• _Instruction_: Your task is to filter the data below down to the lines holding "SRMTID".
-------- Data lines --------
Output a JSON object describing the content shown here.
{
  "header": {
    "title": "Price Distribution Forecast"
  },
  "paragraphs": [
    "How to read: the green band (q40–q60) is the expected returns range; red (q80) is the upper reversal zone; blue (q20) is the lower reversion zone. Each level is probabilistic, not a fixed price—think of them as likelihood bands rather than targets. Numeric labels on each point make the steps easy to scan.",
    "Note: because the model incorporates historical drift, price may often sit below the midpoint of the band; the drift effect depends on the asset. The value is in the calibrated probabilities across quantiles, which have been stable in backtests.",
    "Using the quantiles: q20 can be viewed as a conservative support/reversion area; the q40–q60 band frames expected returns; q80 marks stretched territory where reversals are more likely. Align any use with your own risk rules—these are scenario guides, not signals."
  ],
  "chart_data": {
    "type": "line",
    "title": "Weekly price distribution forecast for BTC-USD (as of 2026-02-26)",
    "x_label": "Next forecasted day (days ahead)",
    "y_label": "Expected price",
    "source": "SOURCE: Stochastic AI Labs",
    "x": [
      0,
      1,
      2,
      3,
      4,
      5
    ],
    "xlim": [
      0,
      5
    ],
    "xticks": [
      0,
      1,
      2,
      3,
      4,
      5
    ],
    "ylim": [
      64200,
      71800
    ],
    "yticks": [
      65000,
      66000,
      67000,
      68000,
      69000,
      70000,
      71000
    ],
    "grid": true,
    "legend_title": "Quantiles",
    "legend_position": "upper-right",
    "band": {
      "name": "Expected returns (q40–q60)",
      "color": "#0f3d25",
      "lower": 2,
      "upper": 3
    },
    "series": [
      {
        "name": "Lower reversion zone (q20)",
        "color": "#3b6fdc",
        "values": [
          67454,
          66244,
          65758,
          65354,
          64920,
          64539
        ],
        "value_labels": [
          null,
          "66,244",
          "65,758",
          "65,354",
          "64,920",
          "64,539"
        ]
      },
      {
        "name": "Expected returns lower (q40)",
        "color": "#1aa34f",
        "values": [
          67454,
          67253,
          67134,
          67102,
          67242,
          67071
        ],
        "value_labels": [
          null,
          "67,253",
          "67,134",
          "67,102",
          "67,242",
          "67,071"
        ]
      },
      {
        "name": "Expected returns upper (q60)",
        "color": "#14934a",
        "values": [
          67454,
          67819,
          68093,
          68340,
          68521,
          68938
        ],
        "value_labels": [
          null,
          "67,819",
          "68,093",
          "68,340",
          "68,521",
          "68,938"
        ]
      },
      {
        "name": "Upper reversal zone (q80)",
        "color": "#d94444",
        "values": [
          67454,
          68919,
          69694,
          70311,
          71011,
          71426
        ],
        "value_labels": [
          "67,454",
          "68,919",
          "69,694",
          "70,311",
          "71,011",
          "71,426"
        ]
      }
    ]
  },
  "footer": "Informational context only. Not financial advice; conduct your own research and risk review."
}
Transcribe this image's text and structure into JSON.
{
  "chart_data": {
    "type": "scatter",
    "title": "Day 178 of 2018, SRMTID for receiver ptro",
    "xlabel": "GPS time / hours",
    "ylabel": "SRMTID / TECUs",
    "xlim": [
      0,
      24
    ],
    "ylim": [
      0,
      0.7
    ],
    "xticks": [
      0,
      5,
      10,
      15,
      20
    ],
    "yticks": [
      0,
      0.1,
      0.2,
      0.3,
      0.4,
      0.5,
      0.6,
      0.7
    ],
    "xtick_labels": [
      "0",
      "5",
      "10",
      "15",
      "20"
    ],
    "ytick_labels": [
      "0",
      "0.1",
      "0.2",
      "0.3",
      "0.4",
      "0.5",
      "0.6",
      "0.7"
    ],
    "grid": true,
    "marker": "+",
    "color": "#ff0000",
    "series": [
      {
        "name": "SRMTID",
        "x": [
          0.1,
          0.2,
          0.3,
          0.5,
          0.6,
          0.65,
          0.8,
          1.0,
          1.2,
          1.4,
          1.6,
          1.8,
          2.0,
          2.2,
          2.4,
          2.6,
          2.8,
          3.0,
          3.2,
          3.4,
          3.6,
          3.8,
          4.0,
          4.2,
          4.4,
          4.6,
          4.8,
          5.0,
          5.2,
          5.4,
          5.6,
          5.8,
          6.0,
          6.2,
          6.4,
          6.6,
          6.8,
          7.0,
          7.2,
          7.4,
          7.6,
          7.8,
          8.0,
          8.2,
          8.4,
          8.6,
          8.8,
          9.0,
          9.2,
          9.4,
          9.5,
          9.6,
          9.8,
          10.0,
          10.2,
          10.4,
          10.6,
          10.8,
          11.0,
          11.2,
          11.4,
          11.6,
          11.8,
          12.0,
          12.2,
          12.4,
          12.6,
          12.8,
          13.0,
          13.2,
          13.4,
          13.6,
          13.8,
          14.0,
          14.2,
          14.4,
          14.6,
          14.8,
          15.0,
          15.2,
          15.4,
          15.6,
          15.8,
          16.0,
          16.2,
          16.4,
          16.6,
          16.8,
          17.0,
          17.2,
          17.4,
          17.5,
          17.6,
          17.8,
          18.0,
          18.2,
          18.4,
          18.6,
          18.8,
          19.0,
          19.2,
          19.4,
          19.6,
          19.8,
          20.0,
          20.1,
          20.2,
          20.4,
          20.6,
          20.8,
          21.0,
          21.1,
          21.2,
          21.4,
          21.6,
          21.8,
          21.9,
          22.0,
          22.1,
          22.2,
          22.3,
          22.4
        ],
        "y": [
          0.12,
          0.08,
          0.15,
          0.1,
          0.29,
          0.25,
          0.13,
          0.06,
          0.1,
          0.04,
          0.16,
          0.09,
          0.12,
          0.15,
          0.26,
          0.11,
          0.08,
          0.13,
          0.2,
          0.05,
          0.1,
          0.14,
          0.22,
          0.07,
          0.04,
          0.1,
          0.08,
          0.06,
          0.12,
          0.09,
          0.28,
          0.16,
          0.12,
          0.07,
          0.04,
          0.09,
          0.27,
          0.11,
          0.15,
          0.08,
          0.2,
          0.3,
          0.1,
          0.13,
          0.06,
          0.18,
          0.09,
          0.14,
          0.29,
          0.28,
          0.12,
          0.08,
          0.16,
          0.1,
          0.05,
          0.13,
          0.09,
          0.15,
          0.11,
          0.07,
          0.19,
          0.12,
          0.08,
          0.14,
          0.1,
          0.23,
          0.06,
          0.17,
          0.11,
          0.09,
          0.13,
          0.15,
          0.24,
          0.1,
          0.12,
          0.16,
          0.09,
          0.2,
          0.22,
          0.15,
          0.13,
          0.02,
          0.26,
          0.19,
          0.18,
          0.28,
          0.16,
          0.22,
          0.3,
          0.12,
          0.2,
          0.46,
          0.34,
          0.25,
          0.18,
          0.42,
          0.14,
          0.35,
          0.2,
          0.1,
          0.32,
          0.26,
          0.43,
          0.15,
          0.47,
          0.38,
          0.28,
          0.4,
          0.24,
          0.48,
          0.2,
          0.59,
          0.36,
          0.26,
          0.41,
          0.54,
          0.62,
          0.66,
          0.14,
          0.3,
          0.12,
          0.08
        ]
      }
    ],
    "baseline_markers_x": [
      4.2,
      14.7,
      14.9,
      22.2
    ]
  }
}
--------
• _Result of this exercise_:
    "title": "Day 178 of 2018, SRMTID for receiver ptro",
    "ylabel": "SRMTID / TECUs",
        "name": "SRMTID",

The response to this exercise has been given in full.